▶ [DATA FOR THE TASK]

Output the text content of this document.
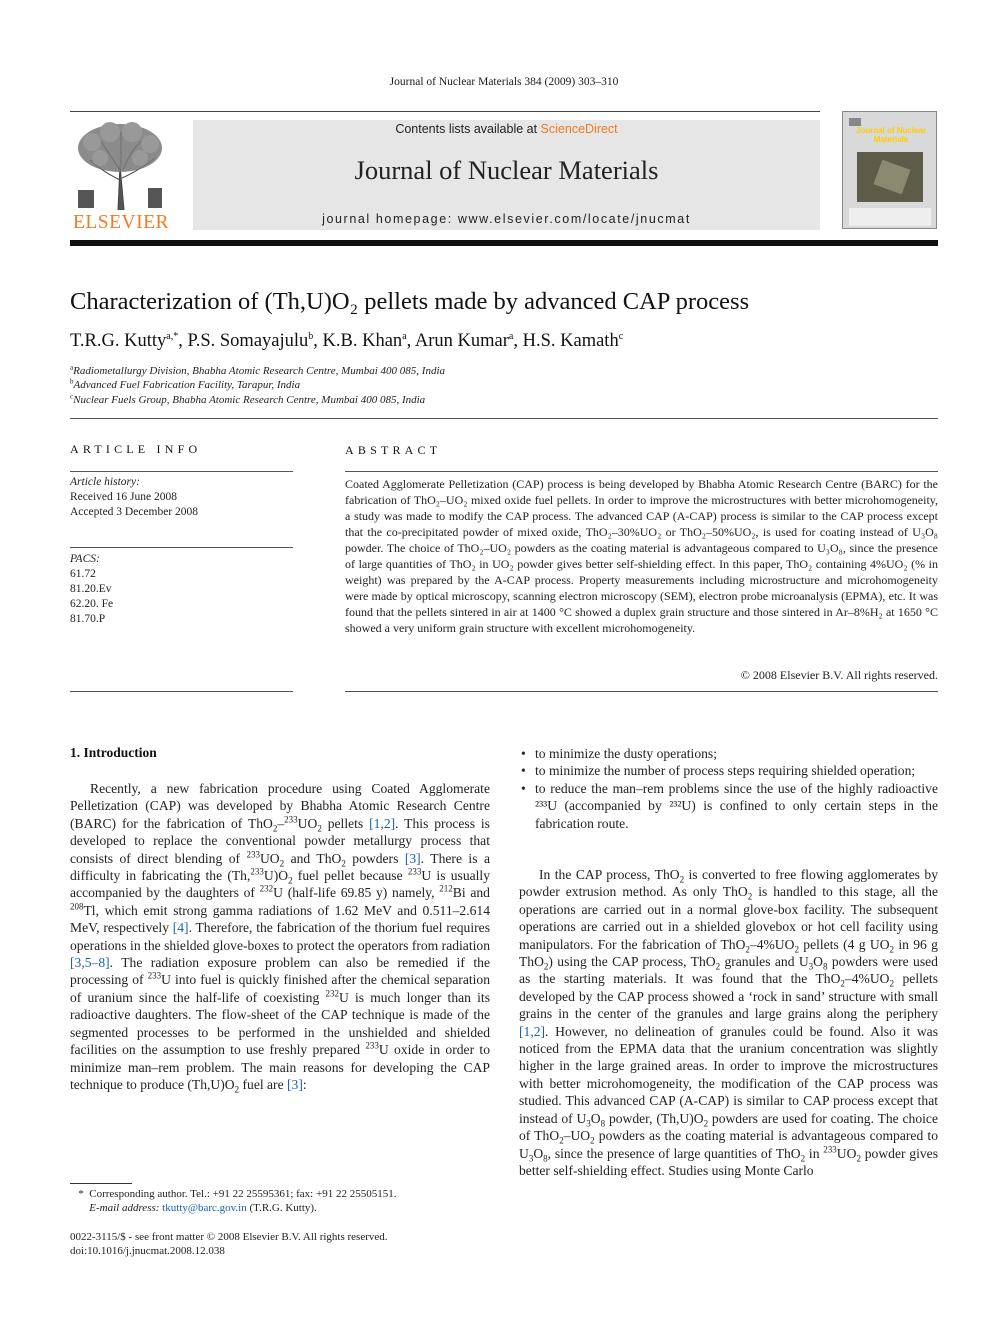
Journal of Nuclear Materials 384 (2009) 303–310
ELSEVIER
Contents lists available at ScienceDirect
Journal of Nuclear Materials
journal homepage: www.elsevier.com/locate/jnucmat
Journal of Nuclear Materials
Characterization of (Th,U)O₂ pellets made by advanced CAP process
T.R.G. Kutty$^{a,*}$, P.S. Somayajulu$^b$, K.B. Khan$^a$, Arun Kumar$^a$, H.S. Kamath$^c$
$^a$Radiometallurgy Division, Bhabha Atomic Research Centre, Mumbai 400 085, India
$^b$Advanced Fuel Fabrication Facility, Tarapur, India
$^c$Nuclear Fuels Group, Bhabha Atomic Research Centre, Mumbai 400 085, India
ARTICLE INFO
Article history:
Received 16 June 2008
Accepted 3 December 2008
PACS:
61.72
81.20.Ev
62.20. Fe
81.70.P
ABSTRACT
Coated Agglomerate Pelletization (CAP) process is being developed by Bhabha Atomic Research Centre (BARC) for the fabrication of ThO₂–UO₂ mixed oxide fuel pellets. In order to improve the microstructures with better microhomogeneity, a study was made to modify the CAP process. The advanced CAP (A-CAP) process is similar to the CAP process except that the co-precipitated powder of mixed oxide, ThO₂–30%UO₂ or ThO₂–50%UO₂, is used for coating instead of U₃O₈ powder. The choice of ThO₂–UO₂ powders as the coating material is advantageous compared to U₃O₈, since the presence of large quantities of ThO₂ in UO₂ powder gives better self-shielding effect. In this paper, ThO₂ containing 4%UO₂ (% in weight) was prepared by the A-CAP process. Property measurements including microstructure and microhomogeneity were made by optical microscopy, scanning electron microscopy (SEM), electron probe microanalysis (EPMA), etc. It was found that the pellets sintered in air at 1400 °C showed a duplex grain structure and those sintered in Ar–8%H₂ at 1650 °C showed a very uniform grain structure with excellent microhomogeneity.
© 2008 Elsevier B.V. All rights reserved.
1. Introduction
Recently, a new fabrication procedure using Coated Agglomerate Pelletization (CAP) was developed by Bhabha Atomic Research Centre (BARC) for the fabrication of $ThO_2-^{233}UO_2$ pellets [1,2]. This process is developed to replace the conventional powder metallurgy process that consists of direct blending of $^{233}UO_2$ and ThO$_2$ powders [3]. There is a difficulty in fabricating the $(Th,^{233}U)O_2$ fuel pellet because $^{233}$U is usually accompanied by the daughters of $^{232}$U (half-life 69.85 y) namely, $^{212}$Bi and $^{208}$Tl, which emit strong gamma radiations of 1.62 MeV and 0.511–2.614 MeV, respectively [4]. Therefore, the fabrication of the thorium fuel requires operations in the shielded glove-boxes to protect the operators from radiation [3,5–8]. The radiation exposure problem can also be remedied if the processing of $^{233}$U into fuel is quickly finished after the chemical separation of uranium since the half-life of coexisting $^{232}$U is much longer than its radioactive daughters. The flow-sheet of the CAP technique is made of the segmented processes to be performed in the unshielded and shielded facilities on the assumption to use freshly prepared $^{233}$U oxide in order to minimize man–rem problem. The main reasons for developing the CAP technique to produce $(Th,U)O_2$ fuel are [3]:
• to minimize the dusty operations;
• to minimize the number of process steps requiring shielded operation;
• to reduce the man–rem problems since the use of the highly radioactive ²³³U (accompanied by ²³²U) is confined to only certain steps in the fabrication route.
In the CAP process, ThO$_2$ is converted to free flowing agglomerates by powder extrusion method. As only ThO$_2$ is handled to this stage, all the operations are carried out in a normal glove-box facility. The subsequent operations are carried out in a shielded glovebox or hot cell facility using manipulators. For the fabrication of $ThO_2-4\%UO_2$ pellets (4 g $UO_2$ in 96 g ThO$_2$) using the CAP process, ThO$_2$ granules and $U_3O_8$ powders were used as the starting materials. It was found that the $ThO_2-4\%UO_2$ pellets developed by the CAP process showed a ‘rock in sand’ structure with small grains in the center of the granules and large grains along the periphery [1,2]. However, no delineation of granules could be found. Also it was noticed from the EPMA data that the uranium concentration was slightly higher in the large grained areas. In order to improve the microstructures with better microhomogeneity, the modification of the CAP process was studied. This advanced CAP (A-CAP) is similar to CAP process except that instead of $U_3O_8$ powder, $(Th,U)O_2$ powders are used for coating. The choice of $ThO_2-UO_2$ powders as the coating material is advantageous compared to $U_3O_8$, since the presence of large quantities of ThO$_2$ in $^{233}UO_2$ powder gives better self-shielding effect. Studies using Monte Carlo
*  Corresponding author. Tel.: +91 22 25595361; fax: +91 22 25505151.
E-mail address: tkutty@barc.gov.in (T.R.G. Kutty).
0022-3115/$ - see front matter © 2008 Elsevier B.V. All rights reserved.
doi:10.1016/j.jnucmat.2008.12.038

▶ [WRITTEN PROBLEM]
Pictures stay out; repeat all the rest of the records exactly.

▶ [SOLUTION FOR THIS EXERCISE]
Output the text content of this document.
Journal of Nuclear Materials 384 (2009) 303–310
ELSEVIER
Contents lists available at ScienceDirect
Journal of Nuclear Materials
journal homepage: www.elsevier.com/locate/jnucmat
Journal of Nuclear Materials
Characterization of (Th,U)O₂ pellets made by advanced CAP process
T.R.G. Kutty$^{a,*}$, P.S. Somayajulu$^b$, K.B. Khan$^a$, Arun Kumar$^a$, H.S. Kamath$^c$
$^a$Radiometallurgy Division, Bhabha Atomic Research Centre, Mumbai 400 085, India
$^b$Advanced Fuel Fabrication Facility, Tarapur, India
$^c$Nuclear Fuels Group, Bhabha Atomic Research Centre, Mumbai 400 085, India
ARTICLE INFO
Article history:
Received 16 June 2008
Accepted 3 December 2008
PACS:
61.72
81.20.Ev
62.20. Fe
81.70.P
ABSTRACT
Coated Agglomerate Pelletization (CAP) process is being developed by Bhabha Atomic Research Centre (BARC) for the fabrication of ThO₂–UO₂ mixed oxide fuel pellets. In order to improve the microstructures with better microhomogeneity, a study was made to modify the CAP process. The advanced CAP (A-CAP) process is similar to the CAP process except that the co-precipitated powder of mixed oxide, ThO₂–30%UO₂ or ThO₂–50%UO₂, is used for coating instead of U₃O₈ powder. The choice of ThO₂–UO₂ powders as the coating material is advantageous compared to U₃O₈, since the presence of large quantities of ThO₂ in UO₂ powder gives better self-shielding effect. In this paper, ThO₂ containing 4%UO₂ (% in weight) was prepared by the A-CAP process. Property measurements including microstructure and microhomogeneity were made by optical microscopy, scanning electron microscopy (SEM), electron probe microanalysis (EPMA), etc. It was found that the pellets sintered in air at 1400 °C showed a duplex grain structure and those sintered in Ar–8%H₂ at 1650 °C showed a very uniform grain structure with excellent microhomogeneity.
© 2008 Elsevier B.V. All rights reserved.
1. Introduction
Recently, a new fabrication procedure using Coated Agglomerate Pelletization (CAP) was developed by Bhabha Atomic Research Centre (BARC) for the fabrication of $ThO_2-^{233}UO_2$ pellets [1,2]. This process is developed to replace the conventional powder metallurgy process that consists of direct blending of $^{233}UO_2$ and ThO$_2$ powders [3]. There is a difficulty in fabricating the $(Th,^{233}U)O_2$ fuel pellet because $^{233}$U is usually accompanied by the daughters of $^{232}$U (half-life 69.85 y) namely, $^{212}$Bi and $^{208}$Tl, which emit strong gamma radiations of 1.62 MeV and 0.511–2.614 MeV, respectively [4]. Therefore, the fabrication of the thorium fuel requires operations in the shielded glove-boxes to protect the operators from radiation [3,5–8]. The radiation exposure problem can also be remedied if the processing of $^{233}$U into fuel is quickly finished after the chemical separation of uranium since the half-life of coexisting $^{232}$U is much longer than its radioactive daughters. The flow-sheet of the CAP technique is made of the segmented processes to be performed in the unshielded and shielded facilities on the assumption to use freshly prepared $^{233}$U oxide in order to minimize man–rem problem. The main reasons for developing the CAP technique to produce $(Th,U)O_2$ fuel are [3]:
• to minimize the dusty operations;
• to minimize the number of process steps requiring shielded operation;
• to reduce the man–rem problems since the use of the highly radioactive ²³³U (accompanied by ²³²U) is confined to only certain steps in the fabrication route.
In the CAP process, ThO$_2$ is converted to free flowing agglomerates by powder extrusion method. As only ThO$_2$ is handled to this stage, all the operations are carried out in a normal glove-box facility. The subsequent operations are carried out in a shielded glovebox or hot cell facility using manipulators. For the fabrication of $ThO_2-4\%UO_2$ pellets (4 g $UO_2$ in 96 g ThO$_2$) using the CAP process, ThO$_2$ granules and $U_3O_8$ powders were used as the starting materials. It was found that the $ThO_2-4\%UO_2$ pellets developed by the CAP process showed a ‘rock in sand’ structure with small grains in the center of the granules and large grains along the periphery [1,2]. However, no delineation of granules could be found. Also it was noticed from the EPMA data that the uranium concentration was slightly higher in the large grained areas. In order to improve the microstructures with better microhomogeneity, the modification of the CAP process was studied. This advanced CAP (A-CAP) is similar to CAP process except that instead of $U_3O_8$ powder, $(Th,U)O_2$ powders are used for coating. The choice of $ThO_2-UO_2$ powders as the coating material is advantageous compared to $U_3O_8$, since the presence of large quantities of ThO$_2$ in $^{233}UO_2$ powder gives better self-shielding effect. Studies using Monte Carlo
*  Corresponding author. Tel.: +91 22 25595361; fax: +91 22 25505151.
E-mail address: tkutty@barc.gov.in (T.R.G. Kutty).
0022-3115/$ - see front matter © 2008 Elsevier B.V. All rights reserved.
doi:10.1016/j.jnucmat.2008.12.038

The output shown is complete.